-- EXTRACTED DATA start --
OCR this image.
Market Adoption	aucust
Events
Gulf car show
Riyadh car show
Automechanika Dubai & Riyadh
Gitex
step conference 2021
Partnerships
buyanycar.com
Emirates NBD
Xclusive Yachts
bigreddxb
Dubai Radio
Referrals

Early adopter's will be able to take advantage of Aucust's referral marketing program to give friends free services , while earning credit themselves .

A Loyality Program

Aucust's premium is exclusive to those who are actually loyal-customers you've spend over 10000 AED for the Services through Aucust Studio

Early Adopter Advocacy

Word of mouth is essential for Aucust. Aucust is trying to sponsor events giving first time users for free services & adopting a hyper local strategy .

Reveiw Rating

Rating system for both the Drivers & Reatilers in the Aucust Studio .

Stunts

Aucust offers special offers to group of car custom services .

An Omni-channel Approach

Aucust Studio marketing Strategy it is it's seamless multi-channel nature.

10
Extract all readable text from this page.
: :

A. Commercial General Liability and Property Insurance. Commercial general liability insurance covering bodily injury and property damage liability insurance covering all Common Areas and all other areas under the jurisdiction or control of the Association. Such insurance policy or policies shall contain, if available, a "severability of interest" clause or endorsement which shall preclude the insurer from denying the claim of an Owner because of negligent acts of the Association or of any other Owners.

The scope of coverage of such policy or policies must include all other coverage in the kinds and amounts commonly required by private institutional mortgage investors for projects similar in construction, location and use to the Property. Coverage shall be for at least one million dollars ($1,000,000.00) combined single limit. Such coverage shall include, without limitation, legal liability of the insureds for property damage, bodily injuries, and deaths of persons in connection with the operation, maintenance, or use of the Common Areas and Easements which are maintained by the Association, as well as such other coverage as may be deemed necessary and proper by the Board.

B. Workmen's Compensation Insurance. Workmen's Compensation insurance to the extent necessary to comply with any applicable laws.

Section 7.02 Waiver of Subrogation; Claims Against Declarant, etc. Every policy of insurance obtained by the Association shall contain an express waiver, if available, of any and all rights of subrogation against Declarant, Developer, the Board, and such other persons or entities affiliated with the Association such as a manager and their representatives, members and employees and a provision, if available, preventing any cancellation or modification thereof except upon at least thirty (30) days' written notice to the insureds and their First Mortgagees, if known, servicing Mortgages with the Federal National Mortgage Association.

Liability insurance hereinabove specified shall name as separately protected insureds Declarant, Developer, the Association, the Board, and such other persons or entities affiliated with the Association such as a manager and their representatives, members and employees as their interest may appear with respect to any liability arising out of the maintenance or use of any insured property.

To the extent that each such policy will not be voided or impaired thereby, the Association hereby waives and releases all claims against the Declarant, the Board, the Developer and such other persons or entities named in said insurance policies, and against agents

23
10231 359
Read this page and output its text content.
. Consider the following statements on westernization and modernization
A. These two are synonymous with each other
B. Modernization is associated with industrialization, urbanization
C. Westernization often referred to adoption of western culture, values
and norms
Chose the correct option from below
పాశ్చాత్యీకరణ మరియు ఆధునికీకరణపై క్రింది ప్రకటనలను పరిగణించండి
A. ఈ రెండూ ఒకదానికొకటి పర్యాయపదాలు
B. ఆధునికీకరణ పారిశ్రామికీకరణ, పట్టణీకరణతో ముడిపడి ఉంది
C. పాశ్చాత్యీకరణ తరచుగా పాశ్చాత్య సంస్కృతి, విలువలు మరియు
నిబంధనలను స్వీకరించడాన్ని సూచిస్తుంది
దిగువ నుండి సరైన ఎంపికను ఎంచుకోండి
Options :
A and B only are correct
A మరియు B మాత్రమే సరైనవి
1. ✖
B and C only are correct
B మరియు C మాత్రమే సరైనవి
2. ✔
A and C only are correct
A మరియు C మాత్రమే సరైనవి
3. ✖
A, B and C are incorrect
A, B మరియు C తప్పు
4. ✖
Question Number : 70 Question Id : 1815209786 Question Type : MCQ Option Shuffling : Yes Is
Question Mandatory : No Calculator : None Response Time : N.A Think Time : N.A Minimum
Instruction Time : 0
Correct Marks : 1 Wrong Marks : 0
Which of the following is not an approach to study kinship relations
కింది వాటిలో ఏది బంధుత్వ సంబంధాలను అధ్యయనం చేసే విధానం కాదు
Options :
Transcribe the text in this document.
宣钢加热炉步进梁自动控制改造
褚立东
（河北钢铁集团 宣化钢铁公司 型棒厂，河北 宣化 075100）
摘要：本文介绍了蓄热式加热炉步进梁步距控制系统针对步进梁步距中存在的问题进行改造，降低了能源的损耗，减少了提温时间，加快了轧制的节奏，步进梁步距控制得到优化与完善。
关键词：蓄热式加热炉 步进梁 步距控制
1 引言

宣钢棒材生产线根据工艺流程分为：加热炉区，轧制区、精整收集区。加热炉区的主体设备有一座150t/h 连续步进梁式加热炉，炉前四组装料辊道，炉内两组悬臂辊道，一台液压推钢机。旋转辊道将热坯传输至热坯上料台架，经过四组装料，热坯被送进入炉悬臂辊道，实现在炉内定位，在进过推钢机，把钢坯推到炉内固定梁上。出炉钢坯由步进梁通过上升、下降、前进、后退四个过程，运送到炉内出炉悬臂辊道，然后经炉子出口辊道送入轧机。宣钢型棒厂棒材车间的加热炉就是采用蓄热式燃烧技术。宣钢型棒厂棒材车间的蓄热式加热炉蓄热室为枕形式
-- EXTRACTED DATA end --
> [PROBLEM TO SOLVE]:
Copy out all of the records shown above exactly.

> [RESPONSE]:
OCR this image.
Market Adoption	aucust
Events
Gulf car show
Riyadh car show
Automechanika Dubai & Riyadh
Gitex
step conference 2021
Partnerships
buyanycar.com
Emirates NBD
Xclusive Yachts
bigreddxb
Dubai Radio
Referrals

Early adopter's will be able to take advantage of Aucust's referral marketing program to give friends free services , while earning credit themselves .

A Loyality Program

Aucust's premium is exclusive to those who are actually loyal-customers you've spend over 10000 AED for the Services through Aucust Studio

Early Adopter Advocacy

Word of mouth is essential for Aucust. Aucust is trying to sponsor events giving first time users for free services & adopting a hyper local strategy .

Reveiw Rating

Rating system for both the Drivers & Reatilers in the Aucust Studio .

Stunts

Aucust offers special offers to group of car custom services .

An Omni-channel Approach

Aucust Studio marketing Strategy it is it's seamless multi-channel nature.

10
Extract all readable text from this page.
: :

A. Commercial General Liability and Property Insurance. Commercial general liability insurance covering bodily injury and property damage liability insurance covering all Common Areas and all other areas under the jurisdiction or control of the Association. Such insurance policy or policies shall contain, if available, a "severability of interest" clause or endorsement which shall preclude the insurer from denying the claim of an Owner because of negligent acts of the Association or of any other Owners.

The scope of coverage of such policy or policies must include all other coverage in the kinds and amounts commonly required by private institutional mortgage investors for projects similar in construction, location and use to the Property. Coverage shall be for at least one million dollars ($1,000,000.00) combined single limit. Such coverage shall include, without limitation, legal liability of the insureds for property damage, bodily injuries, and deaths of persons in connection with the operation, maintenance, or use of the Common Areas and Easements which are maintained by the Association, as well as such other coverage as may be deemed necessary and proper by the Board.

B. Workmen's Compensation Insurance. Workmen's Compensation insurance to the extent necessary to comply with any applicable laws.

Section 7.02 Waiver of Subrogation; Claims Against Declarant, etc. Every policy of insurance obtained by the Association shall contain an express waiver, if available, of any and all rights of subrogation against Declarant, Developer, the Board, and such other persons or entities affiliated with the Association such as a manager and their representatives, members and employees and a provision, if available, preventing any cancellation or modification thereof except upon at least thirty (30) days' written notice to the insureds and their First Mortgagees, if known, servicing Mortgages with the Federal National Mortgage Association.

Liability insurance hereinabove specified shall name as separately protected insureds Declarant, Developer, the Association, the Board, and such other persons or entities affiliated with the Association such as a manager and their representatives, members and employees as their interest may appear with respect to any liability arising out of the maintenance or use of any insured property.

To the extent that each such policy will not be voided or impaired thereby, the Association hereby waives and releases all claims against the Declarant, the Board, the Developer and such other persons or entities named in said insurance policies, and against agents

23
10231 359
Read this page and output its text content.
. Consider the following statements on westernization and modernization
A. These two are synonymous with each other
B. Modernization is associated with industrialization, urbanization
C. Westernization often referred to adoption of western culture, values
and norms
Chose the correct option from below
పాశ్చాత్యీకరణ మరియు ఆధునికీకరణపై క్రింది ప్రకటనలను పరిగణించండి
A. ఈ రెండూ ఒకదానికొకటి పర్యాయపదాలు
B. ఆధునికీకరణ పారిశ్రామికీకరణ, పట్టణీకరణతో ముడిపడి ఉంది
C. పాశ్చాత్యీకరణ తరచుగా పాశ్చాత్య సంస్కృతి, విలువలు మరియు
నిబంధనలను స్వీకరించడాన్ని సూచిస్తుంది
దిగువ నుండి సరైన ఎంపికను ఎంచుకోండి
Options :
A and B only are correct
A మరియు B మాత్రమే సరైనవి
1. ✖
B and C only are correct
B మరియు C మాత్రమే సరైనవి
2. ✔
A and C only are correct
A మరియు C మాత్రమే సరైనవి
3. ✖
A, B and C are incorrect
A, B మరియు C తప్పు
4. ✖
Question Number : 70 Question Id : 1815209786 Question Type : MCQ Option Shuffling : Yes Is
Question Mandatory : No Calculator : None Response Time : N.A Think Time : N.A Minimum
Instruction Time : 0
Correct Marks : 1 Wrong Marks : 0
Which of the following is not an approach to study kinship relations
కింది వాటిలో ఏది బంధుత్వ సంబంధాలను అధ్యయనం చేసే విధానం కాదు
Options :
Transcribe the text in this document.
宣钢加热炉步进梁自动控制改造
褚立东
（河北钢铁集团 宣化钢铁公司 型棒厂，河北 宣化 075100）
摘要：本文介绍了蓄热式加热炉步进梁步距控制系统针对步进梁步距中存在的问题进行改造，降低了能源的损耗，减少了提温时间，加快了轧制的节奏，步进梁步距控制得到优化与完善。
关键词：蓄热式加热炉 步进梁 步距控制
1 引言

宣钢棒材生产线根据工艺流程分为：加热炉区，轧制区、精整收集区。加热炉区的主体设备有一座150t/h 连续步进梁式加热炉，炉前四组装料辊道，炉内两组悬臂辊道，一台液压推钢机。旋转辊道将热坯传输至热坯上料台架，经过四组装料，热坯被送进入炉悬臂辊道，实现在炉内定位，在进过推钢机，把钢坯推到炉内固定梁上。出炉钢坯由步进梁通过上升、下降、前进、后退四个过程，运送到炉内出炉悬臂辊道，然后经炉子出口辊道送入轧机。宣钢型棒厂棒材车间的加热炉就是采用蓄热式燃烧技术。宣钢型棒厂棒材车间的蓄热式加热炉蓄热室为枕形式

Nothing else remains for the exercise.